SUPPLIED ENTRIES:
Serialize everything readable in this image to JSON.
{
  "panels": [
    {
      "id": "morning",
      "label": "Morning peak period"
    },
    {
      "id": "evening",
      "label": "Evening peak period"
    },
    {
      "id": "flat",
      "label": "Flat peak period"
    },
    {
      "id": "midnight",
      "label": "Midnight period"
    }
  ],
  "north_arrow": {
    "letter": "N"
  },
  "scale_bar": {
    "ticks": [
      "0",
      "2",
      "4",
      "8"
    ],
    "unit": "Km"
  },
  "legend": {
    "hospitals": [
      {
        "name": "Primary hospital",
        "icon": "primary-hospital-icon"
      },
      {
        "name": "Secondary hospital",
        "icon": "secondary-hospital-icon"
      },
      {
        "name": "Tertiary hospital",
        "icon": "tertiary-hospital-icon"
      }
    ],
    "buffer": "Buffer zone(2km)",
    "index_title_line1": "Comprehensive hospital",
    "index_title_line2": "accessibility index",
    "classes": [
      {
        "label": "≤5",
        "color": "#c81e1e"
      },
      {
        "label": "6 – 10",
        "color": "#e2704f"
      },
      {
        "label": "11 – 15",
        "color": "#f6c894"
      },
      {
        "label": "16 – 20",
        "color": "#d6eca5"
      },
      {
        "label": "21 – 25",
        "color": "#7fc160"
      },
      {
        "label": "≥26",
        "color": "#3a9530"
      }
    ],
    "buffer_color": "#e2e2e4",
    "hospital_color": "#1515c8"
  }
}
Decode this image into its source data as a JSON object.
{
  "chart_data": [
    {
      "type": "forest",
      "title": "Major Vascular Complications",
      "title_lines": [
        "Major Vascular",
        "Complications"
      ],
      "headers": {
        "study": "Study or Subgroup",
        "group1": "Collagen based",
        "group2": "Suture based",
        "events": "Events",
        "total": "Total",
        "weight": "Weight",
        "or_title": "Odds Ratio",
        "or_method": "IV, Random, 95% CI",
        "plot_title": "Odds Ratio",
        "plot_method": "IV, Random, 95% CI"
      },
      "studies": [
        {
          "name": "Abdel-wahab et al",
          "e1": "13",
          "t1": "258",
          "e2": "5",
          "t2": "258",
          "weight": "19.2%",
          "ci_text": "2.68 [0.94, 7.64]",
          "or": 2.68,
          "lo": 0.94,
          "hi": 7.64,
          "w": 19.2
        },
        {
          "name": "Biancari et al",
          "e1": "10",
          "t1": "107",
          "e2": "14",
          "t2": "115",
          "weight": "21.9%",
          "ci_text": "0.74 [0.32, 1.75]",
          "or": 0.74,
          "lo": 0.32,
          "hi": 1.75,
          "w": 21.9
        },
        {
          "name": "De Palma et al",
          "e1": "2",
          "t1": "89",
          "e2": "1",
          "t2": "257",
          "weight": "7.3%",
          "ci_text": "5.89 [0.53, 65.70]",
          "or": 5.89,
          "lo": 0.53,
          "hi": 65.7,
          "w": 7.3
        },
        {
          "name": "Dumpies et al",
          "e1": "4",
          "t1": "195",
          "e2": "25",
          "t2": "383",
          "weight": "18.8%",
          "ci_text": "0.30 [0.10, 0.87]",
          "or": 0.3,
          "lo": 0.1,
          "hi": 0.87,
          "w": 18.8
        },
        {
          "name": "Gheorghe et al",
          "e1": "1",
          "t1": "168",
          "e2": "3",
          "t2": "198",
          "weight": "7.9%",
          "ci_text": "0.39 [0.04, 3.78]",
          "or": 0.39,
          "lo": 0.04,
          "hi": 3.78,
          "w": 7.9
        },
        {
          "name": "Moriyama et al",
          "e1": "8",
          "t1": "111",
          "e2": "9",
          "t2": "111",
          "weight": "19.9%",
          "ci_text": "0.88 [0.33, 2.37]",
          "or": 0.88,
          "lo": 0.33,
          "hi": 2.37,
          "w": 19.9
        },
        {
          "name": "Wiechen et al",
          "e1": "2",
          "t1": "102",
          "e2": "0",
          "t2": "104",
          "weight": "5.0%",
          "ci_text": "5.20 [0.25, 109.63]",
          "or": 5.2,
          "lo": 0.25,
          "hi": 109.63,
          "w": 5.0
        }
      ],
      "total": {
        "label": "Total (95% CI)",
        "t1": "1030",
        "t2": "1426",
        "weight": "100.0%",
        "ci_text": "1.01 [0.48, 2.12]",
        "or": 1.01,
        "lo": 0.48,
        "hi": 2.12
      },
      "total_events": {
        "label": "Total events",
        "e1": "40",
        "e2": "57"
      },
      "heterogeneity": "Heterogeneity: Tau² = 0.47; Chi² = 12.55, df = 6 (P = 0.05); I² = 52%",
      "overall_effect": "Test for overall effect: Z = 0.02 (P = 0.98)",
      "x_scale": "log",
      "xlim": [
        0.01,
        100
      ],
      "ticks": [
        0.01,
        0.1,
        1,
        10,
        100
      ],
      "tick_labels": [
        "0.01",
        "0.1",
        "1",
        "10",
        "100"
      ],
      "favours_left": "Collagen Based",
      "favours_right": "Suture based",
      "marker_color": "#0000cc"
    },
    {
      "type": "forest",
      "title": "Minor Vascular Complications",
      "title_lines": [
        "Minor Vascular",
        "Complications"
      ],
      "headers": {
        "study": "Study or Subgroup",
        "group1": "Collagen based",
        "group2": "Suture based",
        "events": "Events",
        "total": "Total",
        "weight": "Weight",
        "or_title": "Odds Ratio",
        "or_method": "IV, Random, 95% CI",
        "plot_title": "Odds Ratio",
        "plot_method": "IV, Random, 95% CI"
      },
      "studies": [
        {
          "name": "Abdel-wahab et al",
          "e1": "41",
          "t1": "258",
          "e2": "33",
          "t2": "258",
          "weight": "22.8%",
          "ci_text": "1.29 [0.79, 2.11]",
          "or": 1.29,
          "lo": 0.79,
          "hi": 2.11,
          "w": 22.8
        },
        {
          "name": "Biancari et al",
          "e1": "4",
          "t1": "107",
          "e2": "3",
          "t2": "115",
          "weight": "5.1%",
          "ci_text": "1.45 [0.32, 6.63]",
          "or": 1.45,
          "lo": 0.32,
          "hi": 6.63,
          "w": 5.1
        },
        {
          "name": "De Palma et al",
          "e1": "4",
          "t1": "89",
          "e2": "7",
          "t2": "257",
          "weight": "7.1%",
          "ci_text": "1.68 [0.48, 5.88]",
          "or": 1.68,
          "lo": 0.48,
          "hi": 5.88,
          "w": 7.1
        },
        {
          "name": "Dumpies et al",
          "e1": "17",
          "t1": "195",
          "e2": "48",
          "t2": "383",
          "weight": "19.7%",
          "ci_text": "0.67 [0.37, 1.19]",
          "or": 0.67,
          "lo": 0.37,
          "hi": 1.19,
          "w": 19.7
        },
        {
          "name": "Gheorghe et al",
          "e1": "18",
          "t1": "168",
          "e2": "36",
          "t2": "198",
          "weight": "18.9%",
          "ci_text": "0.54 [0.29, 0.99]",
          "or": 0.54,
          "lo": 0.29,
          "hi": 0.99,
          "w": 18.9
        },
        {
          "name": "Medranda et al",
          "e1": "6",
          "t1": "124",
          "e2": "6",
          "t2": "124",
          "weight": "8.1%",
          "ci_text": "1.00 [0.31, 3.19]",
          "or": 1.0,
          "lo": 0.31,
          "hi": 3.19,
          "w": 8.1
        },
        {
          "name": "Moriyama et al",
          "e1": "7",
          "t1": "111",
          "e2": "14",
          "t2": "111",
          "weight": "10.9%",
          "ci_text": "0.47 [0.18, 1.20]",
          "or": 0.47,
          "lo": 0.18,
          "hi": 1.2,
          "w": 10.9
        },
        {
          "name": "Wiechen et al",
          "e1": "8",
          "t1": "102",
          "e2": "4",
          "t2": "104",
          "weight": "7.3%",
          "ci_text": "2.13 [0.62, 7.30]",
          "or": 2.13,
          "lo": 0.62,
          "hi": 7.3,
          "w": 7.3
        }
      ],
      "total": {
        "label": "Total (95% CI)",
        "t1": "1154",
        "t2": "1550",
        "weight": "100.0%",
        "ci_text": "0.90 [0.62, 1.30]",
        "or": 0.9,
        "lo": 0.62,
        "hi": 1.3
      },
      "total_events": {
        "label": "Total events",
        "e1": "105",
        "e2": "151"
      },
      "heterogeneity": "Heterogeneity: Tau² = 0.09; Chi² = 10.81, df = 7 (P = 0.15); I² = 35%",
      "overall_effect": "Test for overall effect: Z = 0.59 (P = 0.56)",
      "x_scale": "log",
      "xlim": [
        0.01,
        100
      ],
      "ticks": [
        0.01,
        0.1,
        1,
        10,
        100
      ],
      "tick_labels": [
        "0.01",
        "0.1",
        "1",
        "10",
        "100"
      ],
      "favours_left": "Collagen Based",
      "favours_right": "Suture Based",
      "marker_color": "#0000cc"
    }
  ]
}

TASK DETAILS: Pick each line holding the word "Test" out of the listing.

ANSWER:
      "overall_effect": "Test for overall effect: Z = 0.02 (P = 0.98)",
      "overall_effect": "Test for overall effect: Z = 0.59 (P = 0.56)",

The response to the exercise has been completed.